GIVEN REQUEST: Below are some entries. Output each one exactly as it appears.

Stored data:
++++++++

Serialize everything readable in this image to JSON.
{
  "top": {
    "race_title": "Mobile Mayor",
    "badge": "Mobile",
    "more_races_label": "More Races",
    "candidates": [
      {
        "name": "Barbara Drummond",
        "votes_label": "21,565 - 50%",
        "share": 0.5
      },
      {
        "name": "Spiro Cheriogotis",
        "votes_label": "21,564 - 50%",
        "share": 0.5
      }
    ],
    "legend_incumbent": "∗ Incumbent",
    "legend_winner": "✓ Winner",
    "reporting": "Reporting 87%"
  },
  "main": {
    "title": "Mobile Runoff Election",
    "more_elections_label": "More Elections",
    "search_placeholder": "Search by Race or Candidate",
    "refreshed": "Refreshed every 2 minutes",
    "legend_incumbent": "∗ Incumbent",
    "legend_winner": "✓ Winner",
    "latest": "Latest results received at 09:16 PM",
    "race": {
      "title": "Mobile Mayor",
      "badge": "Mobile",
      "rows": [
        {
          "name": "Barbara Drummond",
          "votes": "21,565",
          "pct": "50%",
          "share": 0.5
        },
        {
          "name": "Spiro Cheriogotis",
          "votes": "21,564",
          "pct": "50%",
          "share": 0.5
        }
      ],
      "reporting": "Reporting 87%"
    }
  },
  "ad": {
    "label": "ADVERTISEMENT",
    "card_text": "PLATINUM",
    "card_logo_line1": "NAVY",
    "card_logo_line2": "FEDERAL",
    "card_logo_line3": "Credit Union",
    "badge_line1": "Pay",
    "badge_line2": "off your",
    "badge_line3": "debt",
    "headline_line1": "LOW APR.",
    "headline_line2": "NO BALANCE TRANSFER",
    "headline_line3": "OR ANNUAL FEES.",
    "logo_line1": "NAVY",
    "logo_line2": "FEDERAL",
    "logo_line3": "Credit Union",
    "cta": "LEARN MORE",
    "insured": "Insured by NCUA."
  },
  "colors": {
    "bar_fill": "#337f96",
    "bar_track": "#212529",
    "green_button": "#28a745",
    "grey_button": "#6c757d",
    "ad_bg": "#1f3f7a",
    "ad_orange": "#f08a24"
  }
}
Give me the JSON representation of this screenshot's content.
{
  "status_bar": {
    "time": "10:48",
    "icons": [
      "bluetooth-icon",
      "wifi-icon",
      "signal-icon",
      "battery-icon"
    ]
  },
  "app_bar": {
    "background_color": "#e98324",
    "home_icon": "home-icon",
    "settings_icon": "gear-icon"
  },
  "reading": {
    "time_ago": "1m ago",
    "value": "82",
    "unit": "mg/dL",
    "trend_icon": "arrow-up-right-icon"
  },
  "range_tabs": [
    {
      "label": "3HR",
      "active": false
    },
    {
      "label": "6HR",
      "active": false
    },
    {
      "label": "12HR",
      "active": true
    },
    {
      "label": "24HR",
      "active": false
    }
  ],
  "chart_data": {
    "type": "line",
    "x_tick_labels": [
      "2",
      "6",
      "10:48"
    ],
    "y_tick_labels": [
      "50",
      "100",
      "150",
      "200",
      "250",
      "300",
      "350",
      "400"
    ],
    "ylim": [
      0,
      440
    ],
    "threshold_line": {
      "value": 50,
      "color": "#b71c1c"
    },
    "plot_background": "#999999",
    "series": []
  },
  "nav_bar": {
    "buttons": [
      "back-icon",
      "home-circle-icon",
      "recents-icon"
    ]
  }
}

++++++++

ANSWER TO THIS PROBLEM:
Serialize everything readable in this image to JSON.
{
  "top": {
    "race_title": "Mobile Mayor",
    "badge": "Mobile",
    "more_races_label": "More Races",
    "candidates": [
      {
        "name": "Barbara Drummond",
        "votes_label": "21,565 - 50%",
        "share": 0.5
      },
      {
        "name": "Spiro Cheriogotis",
        "votes_label": "21,564 - 50%",
        "share": 0.5
      }
    ],
    "legend_incumbent": "∗ Incumbent",
    "legend_winner": "✓ Winner",
    "reporting": "Reporting 87%"
  },
  "main": {
    "title": "Mobile Runoff Election",
    "more_elections_label": "More Elections",
    "search_placeholder": "Search by Race or Candidate",
    "refreshed": "Refreshed every 2 minutes",
    "legend_incumbent": "∗ Incumbent",
    "legend_winner": "✓ Winner",
    "latest": "Latest results received at 09:16 PM",
    "race": {
      "title": "Mobile Mayor",
      "badge": "Mobile",
      "rows": [
        {
          "name": "Barbara Drummond",
          "votes": "21,565",
          "pct": "50%",
          "share": 0.5
        },
        {
          "name": "Spiro Cheriogotis",
          "votes": "21,564",
          "pct": "50%",
          "share": 0.5
        }
      ],
      "reporting": "Reporting 87%"
    }
  },
  "ad": {
    "label": "ADVERTISEMENT",
    "card_text": "PLATINUM",
    "card_logo_line1": "NAVY",
    "card_logo_line2": "FEDERAL",
    "card_logo_line3": "Credit Union",
    "badge_line1": "Pay",
    "badge_line2": "off your",
    "badge_line3": "debt",
    "headline_line1": "LOW APR.",
    "headline_line2": "NO BALANCE TRANSFER",
    "headline_line3": "OR ANNUAL FEES.",
    "logo_line1": "NAVY",
    "logo_line2": "FEDERAL",
    "logo_line3": "Credit Union",
    "cta": "LEARN MORE",
    "insured": "Insured by NCUA."
  },
  "colors": {
    "bar_fill": "#337f96",
    "bar_track": "#212529",
    "green_button": "#28a745",
    "grey_button": "#6c757d",
    "ad_bg": "#1f3f7a",
    "ad_orange": "#f08a24"
  }
}
Give me the JSON representation of this screenshot's content.
{
  "status_bar": {
    "time": "10:48",
    "icons": [
      "bluetooth-icon",
      "wifi-icon",
      "signal-icon",
      "battery-icon"
    ]
  },
  "app_bar": {
    "background_color": "#e98324",
    "home_icon": "home-icon",
    "settings_icon": "gear-icon"
  },
  "reading": {
    "time_ago": "1m ago",
    "value": "82",
    "unit": "mg/dL",
    "trend_icon": "arrow-up-right-icon"
  },
  "range_tabs": [
    {
      "label": "3HR",
      "active": false
    },
    {
      "label": "6HR",
      "active": false
    },
    {
      "label": "12HR",
      "active": true
    },
    {
      "label": "24HR",
      "active": false
    }
  ],
  "chart_data": {
    "type": "line",
    "x_tick_labels": [
      "2",
      "6",
      "10:48"
    ],
    "y_tick_labels": [
      "50",
      "100",
      "150",
      "200",
      "250",
      "300",
      "350",
      "400"
    ],
    "ylim": [
      0,
      440
    ],
    "threshold_line": {
      "value": 50,
      "color": "#b71c1c"
    },
    "plot_background": "#999999",
    "series": []
  },
  "nav_bar": {
    "buttons": [
      "back-icon",
      "home-circle-icon",
      "recents-icon"
    ]
  }
}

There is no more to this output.